• [Direction] Copy all lines of the listing that include the string "selected".

• [The input]
++++++++++
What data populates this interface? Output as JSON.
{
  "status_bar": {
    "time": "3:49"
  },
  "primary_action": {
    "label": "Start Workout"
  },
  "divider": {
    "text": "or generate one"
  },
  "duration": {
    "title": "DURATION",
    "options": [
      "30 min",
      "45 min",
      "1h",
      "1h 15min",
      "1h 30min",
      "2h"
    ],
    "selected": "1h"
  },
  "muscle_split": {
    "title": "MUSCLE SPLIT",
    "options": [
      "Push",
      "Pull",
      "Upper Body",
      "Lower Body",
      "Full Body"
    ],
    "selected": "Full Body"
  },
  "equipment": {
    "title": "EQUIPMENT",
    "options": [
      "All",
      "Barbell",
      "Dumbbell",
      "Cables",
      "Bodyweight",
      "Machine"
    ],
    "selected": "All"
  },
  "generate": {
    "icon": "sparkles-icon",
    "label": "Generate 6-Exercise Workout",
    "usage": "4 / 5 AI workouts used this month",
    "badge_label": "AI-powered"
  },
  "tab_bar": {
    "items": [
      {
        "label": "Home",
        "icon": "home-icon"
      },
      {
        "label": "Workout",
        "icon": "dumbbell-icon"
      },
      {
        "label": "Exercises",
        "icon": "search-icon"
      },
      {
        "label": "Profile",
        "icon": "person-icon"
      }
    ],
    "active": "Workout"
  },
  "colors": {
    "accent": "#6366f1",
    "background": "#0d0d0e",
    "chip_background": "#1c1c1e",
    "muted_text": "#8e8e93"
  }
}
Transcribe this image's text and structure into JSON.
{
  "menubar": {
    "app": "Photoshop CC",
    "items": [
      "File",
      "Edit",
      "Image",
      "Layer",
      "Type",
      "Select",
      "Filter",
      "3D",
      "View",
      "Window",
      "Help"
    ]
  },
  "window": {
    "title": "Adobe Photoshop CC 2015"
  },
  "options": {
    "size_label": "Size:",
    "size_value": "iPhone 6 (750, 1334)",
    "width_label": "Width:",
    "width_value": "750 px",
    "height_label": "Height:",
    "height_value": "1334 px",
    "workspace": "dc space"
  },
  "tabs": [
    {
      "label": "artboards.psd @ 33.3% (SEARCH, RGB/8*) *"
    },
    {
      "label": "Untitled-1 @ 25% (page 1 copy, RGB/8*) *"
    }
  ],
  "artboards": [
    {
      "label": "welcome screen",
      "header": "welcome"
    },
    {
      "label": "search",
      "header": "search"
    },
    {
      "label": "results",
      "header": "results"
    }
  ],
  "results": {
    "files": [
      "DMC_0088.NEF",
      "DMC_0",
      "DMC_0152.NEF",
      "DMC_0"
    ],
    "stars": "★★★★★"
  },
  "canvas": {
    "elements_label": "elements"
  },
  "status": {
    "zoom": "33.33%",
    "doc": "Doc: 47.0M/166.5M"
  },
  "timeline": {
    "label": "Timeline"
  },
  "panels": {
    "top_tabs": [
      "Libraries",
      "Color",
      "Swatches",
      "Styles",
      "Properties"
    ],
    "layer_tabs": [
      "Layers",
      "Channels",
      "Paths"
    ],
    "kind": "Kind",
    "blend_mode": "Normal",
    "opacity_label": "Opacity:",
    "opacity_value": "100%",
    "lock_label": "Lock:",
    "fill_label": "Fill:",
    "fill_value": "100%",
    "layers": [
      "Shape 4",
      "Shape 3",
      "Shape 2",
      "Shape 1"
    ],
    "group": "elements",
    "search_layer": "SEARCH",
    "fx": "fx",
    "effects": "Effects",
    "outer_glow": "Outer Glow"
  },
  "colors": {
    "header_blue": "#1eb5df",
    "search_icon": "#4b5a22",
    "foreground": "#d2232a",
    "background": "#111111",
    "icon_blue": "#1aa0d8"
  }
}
++++++++++
• [Reply]
    "selected": "1h"
    "selected": "Full Body"
    "selected": "All"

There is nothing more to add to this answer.